■ **EXERCISE**
For the listing below, give the number of lines in which "needs" occurs. Add nothing.

-- -- --

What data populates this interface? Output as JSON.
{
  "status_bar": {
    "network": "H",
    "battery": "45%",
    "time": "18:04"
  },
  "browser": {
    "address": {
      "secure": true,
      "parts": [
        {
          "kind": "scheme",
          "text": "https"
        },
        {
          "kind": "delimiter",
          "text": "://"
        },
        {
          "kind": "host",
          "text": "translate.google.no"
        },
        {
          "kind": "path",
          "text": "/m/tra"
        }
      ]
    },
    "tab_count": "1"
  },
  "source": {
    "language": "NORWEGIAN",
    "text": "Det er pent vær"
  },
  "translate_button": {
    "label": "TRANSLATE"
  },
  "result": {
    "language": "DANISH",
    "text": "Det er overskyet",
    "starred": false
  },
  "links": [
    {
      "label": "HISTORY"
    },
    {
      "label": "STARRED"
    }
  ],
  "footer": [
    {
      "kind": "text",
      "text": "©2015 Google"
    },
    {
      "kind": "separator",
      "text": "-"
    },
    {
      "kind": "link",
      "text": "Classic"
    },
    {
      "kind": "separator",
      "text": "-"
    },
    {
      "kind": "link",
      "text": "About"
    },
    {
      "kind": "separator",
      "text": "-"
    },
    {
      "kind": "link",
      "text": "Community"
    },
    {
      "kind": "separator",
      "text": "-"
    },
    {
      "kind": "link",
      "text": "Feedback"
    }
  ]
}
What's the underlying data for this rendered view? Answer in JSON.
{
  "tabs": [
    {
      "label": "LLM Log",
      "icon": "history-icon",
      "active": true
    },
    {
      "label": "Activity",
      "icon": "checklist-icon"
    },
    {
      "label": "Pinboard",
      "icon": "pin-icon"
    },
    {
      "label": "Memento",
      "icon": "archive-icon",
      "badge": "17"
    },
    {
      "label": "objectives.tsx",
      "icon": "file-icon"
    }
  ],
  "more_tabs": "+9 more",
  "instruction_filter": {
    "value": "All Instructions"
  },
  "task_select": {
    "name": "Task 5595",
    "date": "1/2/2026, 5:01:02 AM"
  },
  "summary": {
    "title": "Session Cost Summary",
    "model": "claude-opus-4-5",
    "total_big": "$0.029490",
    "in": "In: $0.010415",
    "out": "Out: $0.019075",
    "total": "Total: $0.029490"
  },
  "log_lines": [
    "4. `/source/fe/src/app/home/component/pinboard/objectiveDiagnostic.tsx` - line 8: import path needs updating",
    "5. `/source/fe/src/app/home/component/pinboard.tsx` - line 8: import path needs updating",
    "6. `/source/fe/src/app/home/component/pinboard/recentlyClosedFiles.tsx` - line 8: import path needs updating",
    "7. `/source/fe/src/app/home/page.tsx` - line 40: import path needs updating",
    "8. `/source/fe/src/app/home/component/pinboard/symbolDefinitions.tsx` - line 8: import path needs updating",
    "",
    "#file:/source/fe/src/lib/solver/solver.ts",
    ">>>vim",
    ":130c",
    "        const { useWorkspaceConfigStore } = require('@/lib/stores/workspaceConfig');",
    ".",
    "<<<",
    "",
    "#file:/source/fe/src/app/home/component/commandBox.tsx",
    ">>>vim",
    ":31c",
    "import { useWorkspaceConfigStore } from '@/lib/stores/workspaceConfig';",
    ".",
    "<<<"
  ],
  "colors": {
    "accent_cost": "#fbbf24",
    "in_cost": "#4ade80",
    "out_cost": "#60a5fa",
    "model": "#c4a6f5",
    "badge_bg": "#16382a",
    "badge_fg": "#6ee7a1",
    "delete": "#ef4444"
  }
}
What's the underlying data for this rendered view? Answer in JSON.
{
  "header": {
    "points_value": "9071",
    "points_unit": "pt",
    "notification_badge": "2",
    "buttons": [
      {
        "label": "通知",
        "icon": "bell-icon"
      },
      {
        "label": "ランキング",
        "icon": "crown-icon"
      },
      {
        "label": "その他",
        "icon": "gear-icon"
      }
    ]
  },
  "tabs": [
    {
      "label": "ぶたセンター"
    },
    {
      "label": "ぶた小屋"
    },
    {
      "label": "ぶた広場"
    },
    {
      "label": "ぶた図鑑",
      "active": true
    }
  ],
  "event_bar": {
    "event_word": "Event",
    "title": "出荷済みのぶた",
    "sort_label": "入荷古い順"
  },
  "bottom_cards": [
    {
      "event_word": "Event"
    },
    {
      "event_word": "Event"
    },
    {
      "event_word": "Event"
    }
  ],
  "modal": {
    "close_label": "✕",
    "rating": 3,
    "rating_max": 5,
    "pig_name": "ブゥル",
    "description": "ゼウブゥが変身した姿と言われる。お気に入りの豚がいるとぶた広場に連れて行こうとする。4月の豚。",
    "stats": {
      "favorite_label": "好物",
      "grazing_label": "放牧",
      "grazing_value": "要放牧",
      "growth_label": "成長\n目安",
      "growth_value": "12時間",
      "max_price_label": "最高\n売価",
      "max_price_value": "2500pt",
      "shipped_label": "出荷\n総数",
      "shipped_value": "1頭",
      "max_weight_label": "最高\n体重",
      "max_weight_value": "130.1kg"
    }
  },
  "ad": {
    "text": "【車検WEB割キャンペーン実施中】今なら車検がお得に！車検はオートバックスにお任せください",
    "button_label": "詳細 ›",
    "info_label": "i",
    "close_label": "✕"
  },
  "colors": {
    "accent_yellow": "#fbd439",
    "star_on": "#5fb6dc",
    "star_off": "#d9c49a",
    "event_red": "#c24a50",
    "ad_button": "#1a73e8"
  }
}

-- -- --

■ **ANSWER IN FULL**
5